Records from a collection of figures:
Begin

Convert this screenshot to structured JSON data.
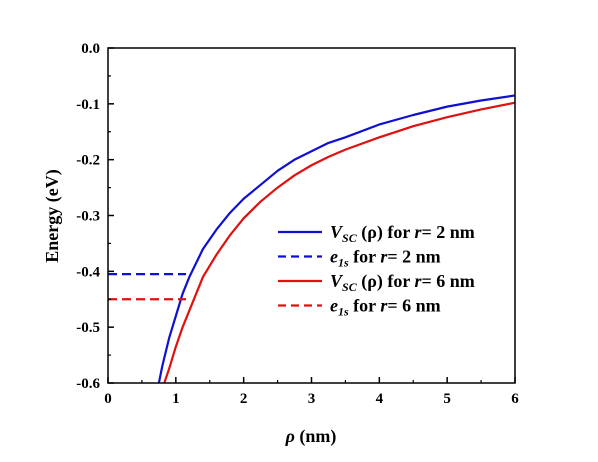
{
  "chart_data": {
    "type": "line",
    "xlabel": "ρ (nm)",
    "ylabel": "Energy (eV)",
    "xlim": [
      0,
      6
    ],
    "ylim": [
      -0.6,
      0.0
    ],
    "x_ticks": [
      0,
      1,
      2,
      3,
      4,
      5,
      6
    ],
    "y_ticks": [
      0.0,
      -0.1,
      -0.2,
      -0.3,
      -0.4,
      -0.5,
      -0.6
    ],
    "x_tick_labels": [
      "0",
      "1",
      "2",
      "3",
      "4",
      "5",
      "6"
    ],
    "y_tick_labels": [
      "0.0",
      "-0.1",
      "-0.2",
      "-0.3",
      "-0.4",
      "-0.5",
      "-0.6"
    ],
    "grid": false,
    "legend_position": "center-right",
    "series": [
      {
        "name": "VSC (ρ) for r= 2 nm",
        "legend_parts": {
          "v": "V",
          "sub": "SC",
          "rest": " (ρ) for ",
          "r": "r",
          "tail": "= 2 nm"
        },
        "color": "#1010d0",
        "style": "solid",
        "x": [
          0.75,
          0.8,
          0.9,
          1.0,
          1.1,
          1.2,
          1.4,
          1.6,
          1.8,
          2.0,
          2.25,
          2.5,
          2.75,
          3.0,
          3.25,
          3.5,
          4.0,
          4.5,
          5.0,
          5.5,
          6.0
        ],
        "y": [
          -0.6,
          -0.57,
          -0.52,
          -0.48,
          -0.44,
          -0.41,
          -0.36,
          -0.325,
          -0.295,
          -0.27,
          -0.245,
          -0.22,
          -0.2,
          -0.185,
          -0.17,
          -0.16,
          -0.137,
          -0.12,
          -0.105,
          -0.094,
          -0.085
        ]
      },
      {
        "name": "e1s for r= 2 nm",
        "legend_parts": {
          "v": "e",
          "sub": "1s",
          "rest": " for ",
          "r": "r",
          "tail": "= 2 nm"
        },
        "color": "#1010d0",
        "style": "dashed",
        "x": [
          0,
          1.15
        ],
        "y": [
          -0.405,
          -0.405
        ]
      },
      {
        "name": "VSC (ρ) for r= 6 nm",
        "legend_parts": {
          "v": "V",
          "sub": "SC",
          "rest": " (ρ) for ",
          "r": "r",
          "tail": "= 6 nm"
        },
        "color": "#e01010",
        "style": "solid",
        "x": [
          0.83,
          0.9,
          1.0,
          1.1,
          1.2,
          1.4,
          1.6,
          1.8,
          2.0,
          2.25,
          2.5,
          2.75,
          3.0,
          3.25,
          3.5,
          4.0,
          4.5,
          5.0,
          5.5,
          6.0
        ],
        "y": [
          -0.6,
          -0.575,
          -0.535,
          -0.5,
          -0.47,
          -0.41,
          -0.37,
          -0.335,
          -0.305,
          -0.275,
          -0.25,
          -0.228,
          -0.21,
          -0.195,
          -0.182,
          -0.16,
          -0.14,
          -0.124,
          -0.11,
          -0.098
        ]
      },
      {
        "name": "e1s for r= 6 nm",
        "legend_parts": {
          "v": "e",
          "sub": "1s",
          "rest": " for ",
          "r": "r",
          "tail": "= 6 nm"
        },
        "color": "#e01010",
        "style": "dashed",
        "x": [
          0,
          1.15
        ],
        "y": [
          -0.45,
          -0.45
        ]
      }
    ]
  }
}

End
Begin

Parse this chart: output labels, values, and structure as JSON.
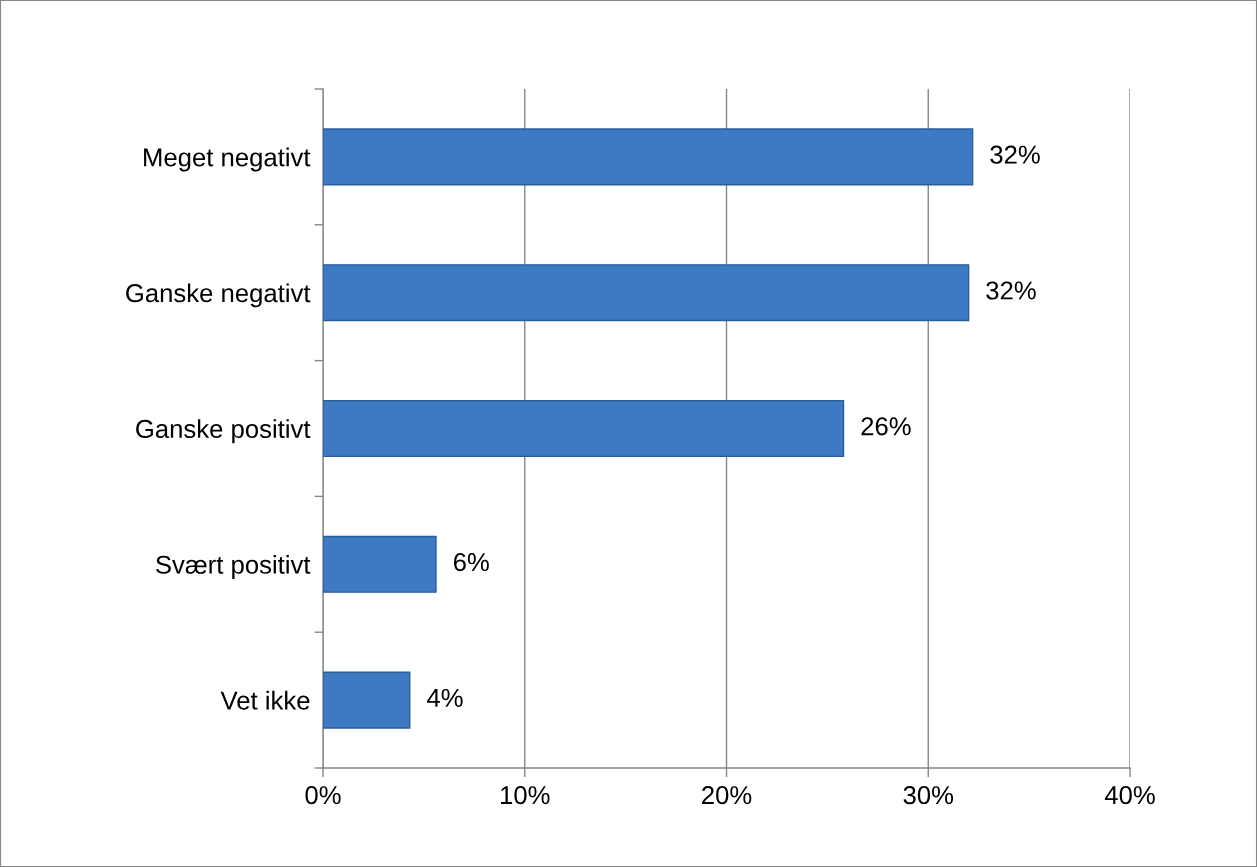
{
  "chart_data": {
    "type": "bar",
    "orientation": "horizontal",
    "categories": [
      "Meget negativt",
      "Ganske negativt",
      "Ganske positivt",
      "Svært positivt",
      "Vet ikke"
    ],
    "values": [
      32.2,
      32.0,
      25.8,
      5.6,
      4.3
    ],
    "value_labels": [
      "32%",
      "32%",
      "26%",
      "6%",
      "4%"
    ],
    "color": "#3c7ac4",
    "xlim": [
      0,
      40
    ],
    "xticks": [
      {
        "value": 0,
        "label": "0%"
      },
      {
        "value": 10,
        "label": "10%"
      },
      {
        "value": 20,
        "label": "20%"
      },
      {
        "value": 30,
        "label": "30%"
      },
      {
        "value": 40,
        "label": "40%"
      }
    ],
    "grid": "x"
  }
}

End
Begin

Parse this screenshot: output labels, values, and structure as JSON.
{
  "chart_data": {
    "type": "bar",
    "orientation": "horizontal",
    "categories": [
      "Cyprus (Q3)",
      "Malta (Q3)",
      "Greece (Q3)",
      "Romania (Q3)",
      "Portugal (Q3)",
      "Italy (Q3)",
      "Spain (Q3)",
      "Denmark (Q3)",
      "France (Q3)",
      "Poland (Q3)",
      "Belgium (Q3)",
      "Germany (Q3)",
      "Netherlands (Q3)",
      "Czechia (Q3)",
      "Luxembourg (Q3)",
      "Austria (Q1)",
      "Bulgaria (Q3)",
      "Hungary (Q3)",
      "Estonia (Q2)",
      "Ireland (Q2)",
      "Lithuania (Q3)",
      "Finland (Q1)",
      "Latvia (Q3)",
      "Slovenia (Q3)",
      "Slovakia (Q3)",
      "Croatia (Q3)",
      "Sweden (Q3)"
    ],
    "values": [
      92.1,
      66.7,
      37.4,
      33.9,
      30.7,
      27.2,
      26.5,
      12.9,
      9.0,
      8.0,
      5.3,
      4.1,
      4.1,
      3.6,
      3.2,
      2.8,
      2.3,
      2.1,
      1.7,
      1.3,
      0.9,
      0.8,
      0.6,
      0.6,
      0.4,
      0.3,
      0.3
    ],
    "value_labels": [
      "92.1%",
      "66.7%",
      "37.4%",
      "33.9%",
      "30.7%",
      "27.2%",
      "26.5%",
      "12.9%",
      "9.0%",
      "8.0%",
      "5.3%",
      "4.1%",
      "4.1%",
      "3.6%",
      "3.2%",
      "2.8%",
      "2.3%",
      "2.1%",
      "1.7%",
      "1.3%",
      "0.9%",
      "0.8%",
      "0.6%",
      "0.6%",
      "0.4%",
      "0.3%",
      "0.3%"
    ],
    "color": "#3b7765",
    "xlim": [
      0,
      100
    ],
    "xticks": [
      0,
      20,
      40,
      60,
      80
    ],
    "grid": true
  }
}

End

◆ **WHAT YOU HAVE TO DO**: Using the listing above, show every line that includes the string "this".

◆ **OUTPUT OF THE EXERCISE**:
Convert this screenshot to structured JSON data.
Parse this chart: output labels, values, and structure as JSON.
Parse this screenshot: output labels, values, and structure as JSON.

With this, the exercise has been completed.